Problem description: From the records below, give the number of lines that contain the string "Their", without any other text.

Data for the task:
#####

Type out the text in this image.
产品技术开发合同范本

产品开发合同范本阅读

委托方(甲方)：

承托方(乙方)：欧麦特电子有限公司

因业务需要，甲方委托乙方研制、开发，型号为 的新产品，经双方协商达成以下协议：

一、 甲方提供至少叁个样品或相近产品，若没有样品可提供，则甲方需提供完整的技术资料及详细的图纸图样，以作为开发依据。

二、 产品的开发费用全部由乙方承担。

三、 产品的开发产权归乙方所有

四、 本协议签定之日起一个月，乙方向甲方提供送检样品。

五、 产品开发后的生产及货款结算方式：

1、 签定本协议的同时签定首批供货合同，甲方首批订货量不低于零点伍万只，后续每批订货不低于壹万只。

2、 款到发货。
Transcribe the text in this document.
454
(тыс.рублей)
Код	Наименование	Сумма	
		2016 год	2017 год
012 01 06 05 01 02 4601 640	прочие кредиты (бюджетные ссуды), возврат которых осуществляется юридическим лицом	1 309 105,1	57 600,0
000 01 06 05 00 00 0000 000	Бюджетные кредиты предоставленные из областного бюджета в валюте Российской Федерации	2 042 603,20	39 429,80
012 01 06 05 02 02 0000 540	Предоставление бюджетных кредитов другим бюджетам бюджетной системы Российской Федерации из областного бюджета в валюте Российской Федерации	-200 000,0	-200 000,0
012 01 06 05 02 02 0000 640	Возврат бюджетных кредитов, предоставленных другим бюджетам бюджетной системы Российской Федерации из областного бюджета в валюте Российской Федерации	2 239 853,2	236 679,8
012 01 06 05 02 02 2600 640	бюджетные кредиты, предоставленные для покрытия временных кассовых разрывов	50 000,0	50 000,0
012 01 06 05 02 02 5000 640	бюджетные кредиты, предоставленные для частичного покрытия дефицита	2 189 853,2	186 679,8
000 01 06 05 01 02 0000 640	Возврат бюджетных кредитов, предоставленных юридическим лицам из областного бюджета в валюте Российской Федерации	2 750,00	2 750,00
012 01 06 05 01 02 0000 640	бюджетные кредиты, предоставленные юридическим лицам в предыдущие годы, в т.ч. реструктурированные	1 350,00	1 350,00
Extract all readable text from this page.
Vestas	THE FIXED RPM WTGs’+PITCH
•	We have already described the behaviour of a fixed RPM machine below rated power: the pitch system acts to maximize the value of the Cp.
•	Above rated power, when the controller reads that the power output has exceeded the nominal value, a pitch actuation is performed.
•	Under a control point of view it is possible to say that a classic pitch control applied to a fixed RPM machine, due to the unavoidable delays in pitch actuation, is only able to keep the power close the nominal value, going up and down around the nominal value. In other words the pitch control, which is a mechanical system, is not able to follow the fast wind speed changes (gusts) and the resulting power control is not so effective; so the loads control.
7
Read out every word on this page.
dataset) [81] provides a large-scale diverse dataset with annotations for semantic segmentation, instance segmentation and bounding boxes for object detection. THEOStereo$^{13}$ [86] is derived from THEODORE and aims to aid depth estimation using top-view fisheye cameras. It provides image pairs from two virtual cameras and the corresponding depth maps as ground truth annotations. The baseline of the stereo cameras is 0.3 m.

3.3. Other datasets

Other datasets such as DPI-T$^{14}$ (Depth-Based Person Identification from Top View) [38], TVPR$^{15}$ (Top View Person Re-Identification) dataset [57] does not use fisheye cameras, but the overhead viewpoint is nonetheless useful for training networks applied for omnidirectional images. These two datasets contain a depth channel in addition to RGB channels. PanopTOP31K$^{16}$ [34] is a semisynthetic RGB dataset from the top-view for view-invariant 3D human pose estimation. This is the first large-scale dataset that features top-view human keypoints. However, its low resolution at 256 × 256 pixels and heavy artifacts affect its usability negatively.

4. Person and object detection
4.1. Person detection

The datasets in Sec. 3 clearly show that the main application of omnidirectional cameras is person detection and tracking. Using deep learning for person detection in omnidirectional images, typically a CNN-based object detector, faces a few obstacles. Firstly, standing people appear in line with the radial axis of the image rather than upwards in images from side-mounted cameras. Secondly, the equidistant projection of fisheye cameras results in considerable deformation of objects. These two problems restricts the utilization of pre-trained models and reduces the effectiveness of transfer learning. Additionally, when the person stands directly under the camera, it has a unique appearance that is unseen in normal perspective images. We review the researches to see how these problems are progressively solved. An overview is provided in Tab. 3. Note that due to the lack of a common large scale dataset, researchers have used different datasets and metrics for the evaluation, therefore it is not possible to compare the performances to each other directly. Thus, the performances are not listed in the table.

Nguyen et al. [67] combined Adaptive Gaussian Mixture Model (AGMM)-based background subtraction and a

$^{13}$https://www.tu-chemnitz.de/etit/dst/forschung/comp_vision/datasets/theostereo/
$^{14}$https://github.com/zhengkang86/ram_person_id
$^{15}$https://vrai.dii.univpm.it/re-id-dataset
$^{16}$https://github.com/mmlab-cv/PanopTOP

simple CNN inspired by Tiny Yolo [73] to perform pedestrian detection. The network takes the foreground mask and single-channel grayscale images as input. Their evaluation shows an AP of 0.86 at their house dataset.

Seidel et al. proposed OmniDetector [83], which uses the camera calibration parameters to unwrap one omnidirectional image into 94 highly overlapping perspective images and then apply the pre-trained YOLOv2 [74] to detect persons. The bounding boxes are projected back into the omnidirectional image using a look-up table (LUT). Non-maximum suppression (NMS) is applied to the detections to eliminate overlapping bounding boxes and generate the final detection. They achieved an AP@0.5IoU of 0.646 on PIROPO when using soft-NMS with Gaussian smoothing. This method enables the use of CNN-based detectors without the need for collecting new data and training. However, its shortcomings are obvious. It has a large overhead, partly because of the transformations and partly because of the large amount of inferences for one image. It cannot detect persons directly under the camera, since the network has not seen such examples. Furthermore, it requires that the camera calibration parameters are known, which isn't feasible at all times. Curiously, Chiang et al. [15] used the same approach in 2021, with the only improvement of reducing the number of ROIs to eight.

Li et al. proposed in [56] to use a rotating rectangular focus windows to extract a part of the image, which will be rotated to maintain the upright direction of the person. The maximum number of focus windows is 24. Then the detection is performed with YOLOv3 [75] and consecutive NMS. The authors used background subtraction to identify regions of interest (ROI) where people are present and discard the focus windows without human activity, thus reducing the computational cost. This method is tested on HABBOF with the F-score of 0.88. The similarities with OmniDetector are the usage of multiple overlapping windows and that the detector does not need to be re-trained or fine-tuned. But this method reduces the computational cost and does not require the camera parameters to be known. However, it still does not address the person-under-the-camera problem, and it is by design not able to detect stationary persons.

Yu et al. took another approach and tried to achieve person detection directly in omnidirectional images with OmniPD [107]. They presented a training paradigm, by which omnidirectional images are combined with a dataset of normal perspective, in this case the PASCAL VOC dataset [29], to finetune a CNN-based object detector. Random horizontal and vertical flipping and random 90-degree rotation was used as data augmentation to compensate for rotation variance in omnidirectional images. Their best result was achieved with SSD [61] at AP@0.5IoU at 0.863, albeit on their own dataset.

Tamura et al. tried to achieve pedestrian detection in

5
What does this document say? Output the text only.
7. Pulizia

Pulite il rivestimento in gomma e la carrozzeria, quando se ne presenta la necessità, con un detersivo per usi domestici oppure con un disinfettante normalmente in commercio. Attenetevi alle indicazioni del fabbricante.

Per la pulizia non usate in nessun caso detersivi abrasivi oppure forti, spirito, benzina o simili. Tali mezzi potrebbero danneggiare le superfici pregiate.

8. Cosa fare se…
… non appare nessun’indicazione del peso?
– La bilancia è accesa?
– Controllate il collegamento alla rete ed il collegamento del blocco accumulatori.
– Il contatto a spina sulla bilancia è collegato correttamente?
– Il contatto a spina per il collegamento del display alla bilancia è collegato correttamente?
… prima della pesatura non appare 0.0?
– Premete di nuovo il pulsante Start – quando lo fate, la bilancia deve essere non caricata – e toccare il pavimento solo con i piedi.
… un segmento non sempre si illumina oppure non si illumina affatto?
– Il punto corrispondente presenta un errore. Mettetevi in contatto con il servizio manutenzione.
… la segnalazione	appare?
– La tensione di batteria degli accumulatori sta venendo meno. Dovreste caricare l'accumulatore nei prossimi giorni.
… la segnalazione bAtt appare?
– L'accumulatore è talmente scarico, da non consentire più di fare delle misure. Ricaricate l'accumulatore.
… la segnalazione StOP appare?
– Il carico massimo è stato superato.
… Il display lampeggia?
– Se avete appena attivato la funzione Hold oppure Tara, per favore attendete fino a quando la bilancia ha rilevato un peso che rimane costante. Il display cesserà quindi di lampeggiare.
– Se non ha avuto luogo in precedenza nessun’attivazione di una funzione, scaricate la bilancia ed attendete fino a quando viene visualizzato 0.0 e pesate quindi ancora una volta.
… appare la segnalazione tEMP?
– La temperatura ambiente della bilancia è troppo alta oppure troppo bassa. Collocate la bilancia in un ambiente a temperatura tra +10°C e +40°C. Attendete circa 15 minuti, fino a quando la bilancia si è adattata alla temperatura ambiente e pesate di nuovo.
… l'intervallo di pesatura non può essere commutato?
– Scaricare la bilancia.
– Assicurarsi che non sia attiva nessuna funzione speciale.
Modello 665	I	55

#####

The response: 2